Reproduce every line in the listing that contains the word "this".

**** Information shown ****

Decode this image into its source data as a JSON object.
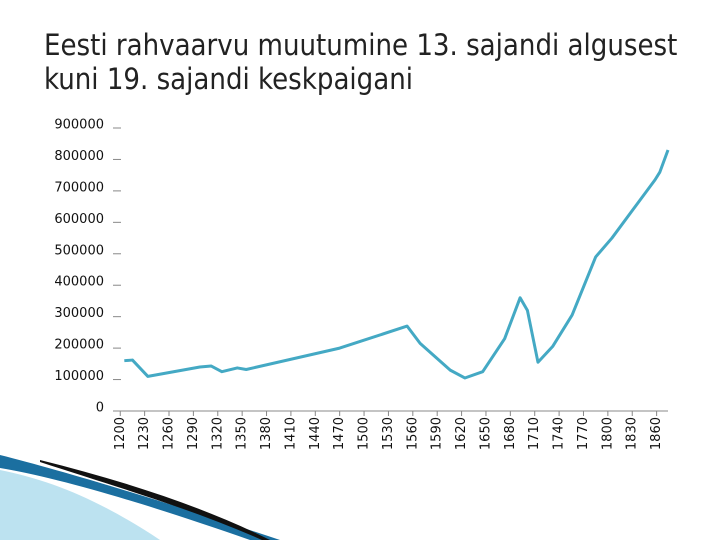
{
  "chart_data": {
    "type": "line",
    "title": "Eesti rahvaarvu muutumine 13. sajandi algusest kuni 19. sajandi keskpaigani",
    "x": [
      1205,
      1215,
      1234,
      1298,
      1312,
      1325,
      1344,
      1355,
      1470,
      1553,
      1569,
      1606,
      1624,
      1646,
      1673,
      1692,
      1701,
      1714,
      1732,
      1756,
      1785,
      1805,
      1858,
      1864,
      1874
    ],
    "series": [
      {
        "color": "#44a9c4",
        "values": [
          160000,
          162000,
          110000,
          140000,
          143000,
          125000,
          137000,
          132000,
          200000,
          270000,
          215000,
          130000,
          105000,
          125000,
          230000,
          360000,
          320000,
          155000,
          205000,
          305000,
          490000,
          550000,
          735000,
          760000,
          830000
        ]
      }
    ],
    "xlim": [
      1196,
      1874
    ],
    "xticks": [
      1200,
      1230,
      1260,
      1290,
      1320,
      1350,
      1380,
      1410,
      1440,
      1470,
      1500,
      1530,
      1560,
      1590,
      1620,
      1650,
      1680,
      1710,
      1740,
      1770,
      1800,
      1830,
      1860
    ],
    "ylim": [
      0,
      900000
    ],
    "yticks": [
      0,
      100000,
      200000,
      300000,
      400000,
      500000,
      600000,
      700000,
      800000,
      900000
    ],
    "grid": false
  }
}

****
**** Information shown ****

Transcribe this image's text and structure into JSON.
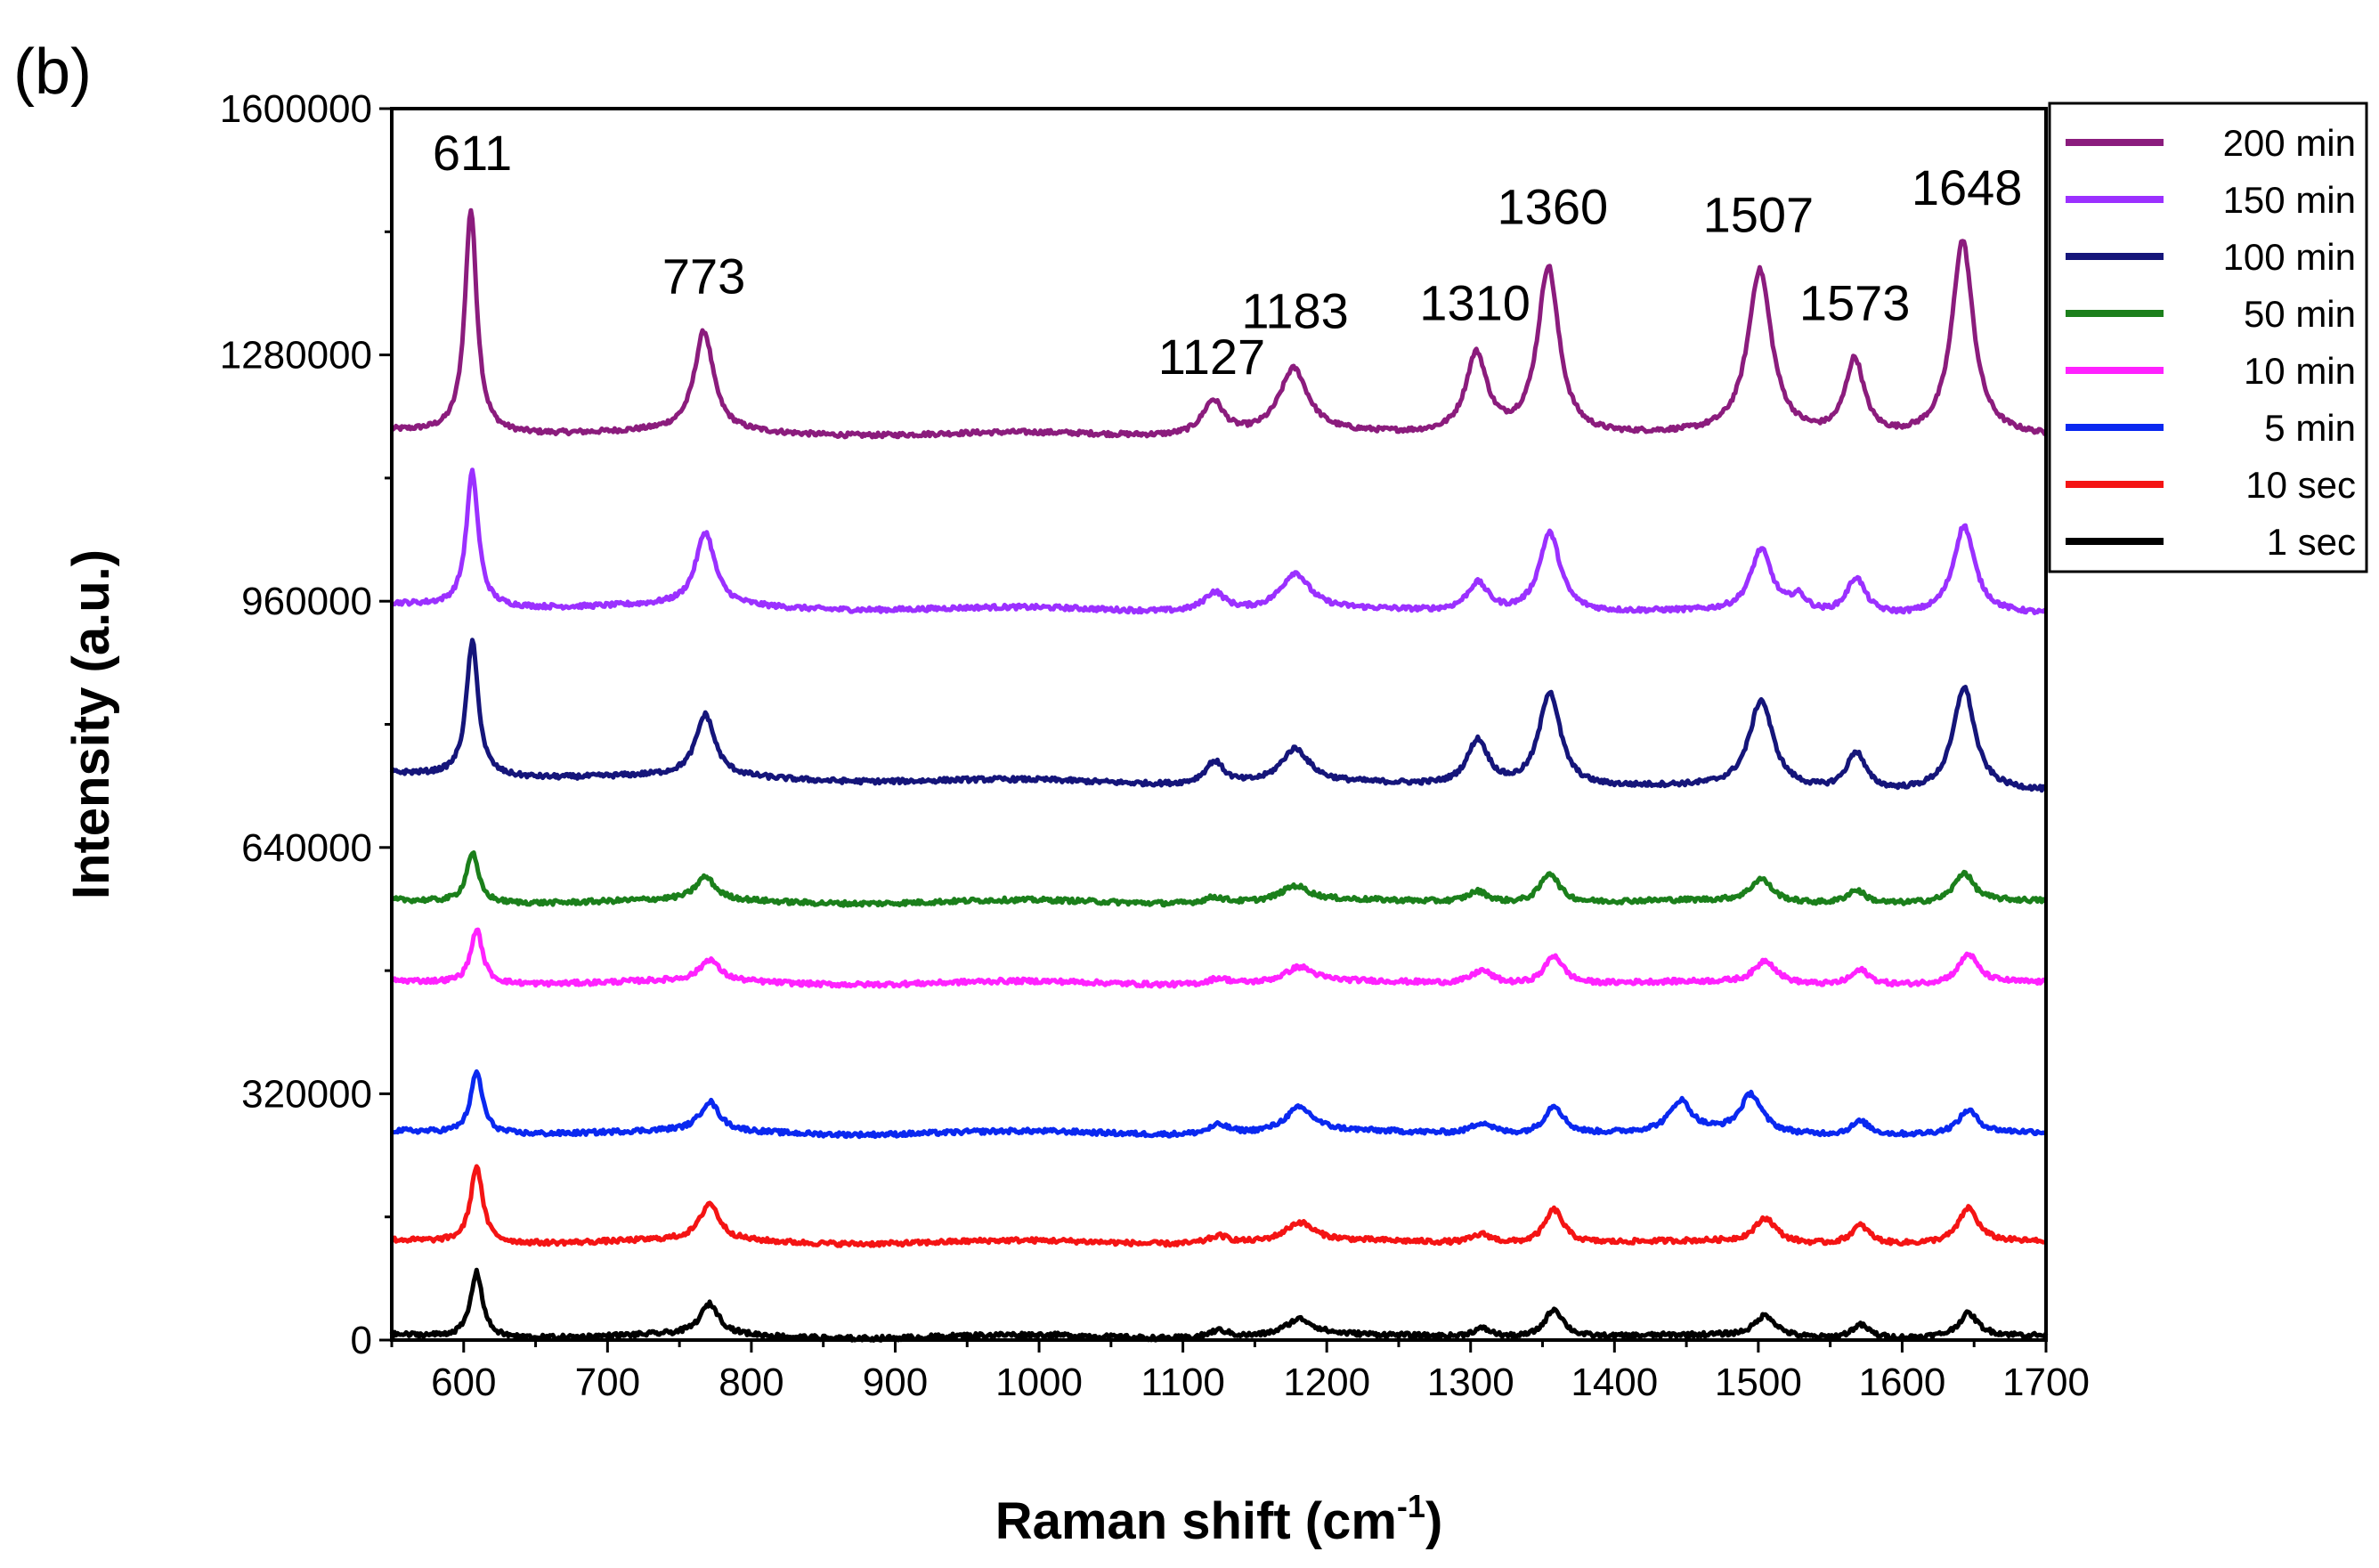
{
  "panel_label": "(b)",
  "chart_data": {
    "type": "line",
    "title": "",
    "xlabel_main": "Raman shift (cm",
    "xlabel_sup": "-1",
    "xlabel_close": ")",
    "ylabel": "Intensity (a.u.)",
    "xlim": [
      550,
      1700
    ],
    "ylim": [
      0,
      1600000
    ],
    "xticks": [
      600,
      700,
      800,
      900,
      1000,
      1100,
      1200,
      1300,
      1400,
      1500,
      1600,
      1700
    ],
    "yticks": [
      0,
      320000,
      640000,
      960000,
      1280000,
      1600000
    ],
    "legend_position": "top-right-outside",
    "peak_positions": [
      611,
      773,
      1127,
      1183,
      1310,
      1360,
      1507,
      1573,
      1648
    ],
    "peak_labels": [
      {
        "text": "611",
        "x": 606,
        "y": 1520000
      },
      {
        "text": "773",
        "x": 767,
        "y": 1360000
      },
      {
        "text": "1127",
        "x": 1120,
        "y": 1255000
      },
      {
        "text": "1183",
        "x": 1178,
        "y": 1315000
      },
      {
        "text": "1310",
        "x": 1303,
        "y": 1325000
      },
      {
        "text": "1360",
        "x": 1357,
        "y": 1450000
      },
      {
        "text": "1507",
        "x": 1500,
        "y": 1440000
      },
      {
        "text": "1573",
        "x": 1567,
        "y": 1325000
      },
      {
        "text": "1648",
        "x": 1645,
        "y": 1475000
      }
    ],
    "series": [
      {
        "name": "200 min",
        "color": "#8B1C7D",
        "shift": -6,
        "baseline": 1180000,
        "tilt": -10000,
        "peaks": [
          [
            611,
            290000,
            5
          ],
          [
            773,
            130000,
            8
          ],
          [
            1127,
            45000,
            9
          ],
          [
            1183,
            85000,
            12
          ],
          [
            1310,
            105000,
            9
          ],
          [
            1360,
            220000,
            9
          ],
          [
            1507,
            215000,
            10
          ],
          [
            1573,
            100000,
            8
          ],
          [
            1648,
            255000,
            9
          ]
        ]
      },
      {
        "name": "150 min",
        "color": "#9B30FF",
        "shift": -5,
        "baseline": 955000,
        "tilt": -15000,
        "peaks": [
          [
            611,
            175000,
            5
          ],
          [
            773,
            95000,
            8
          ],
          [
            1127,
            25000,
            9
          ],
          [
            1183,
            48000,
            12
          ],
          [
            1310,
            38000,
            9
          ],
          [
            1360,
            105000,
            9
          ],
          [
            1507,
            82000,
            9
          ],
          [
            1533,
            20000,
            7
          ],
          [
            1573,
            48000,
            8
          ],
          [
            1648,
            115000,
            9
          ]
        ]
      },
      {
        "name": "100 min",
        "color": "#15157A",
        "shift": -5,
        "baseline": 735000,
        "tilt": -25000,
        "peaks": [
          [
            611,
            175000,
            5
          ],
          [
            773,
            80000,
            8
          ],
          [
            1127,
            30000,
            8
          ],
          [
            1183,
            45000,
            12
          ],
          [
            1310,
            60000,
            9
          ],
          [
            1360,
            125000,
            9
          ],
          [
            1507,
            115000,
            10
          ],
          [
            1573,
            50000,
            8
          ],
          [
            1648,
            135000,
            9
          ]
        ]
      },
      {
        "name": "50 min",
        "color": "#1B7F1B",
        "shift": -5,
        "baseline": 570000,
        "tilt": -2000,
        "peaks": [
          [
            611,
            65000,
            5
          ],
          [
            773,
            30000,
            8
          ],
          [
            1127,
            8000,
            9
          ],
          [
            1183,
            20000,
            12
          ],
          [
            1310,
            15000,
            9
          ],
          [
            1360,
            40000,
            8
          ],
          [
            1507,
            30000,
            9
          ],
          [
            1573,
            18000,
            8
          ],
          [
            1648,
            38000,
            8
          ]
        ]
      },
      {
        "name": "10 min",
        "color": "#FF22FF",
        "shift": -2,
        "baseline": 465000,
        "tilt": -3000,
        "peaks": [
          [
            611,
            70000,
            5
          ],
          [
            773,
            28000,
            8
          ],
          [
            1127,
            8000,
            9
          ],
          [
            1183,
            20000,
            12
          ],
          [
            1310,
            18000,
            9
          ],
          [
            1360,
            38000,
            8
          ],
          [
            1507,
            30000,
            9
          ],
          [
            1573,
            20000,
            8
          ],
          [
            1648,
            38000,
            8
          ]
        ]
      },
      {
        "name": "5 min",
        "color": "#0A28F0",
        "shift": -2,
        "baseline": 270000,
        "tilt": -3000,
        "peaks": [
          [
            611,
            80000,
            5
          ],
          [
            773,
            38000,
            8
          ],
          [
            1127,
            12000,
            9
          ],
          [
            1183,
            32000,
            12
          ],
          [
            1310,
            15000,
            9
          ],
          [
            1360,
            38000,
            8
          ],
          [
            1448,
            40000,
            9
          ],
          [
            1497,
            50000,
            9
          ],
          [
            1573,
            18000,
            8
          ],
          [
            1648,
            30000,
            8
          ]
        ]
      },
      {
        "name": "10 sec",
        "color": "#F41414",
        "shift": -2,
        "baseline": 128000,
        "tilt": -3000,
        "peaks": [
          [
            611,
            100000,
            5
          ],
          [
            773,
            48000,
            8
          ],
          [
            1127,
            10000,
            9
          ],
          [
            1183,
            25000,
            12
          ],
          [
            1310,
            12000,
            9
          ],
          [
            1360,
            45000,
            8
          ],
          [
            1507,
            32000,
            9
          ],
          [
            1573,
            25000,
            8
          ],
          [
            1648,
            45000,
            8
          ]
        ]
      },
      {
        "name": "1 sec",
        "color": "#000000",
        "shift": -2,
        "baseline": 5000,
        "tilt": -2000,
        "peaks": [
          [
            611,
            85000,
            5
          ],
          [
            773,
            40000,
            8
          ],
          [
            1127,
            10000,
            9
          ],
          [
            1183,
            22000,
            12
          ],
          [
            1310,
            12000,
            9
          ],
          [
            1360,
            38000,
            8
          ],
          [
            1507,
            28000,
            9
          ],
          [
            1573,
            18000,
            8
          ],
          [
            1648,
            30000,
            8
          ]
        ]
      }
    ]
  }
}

****
**** Information shown ****

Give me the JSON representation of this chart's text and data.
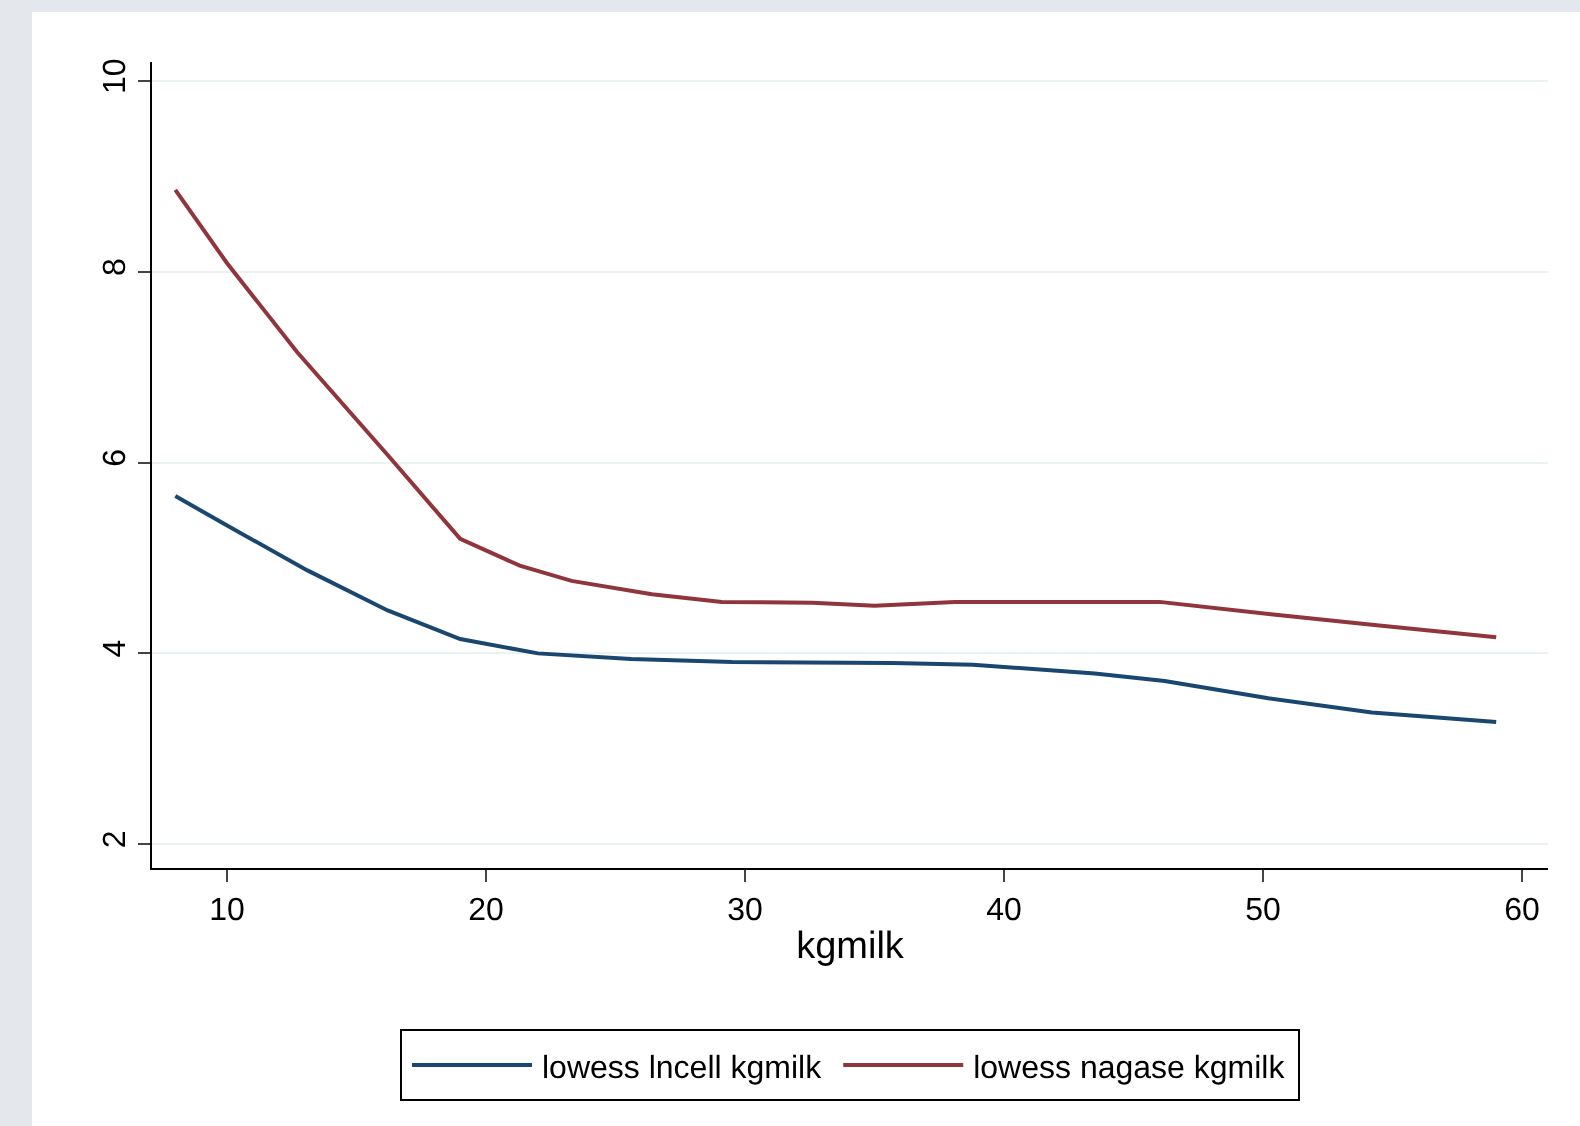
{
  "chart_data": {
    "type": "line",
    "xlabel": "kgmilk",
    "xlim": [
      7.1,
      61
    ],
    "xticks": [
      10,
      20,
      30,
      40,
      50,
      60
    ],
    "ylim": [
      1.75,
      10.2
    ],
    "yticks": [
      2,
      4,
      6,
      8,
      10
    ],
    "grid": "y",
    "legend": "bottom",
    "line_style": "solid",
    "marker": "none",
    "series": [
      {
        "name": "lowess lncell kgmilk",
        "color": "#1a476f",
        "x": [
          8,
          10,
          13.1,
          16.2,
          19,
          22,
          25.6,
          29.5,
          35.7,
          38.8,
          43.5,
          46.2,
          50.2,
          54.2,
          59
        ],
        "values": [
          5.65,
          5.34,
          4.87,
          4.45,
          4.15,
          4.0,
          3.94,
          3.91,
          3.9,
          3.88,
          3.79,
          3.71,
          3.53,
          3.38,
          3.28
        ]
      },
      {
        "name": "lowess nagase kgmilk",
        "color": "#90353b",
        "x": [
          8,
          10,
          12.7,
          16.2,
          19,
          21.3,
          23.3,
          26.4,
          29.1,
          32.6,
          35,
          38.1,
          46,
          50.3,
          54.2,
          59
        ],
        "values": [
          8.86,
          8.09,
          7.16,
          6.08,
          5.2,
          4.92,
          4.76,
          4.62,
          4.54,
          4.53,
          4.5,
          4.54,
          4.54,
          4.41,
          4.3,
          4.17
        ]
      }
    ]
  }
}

****

→ **The completed task**
Decode this image into its source data as a JSON object.
Transcribe this image's text and structure into JSON.
Give me the JSON representation of this chart's text and data.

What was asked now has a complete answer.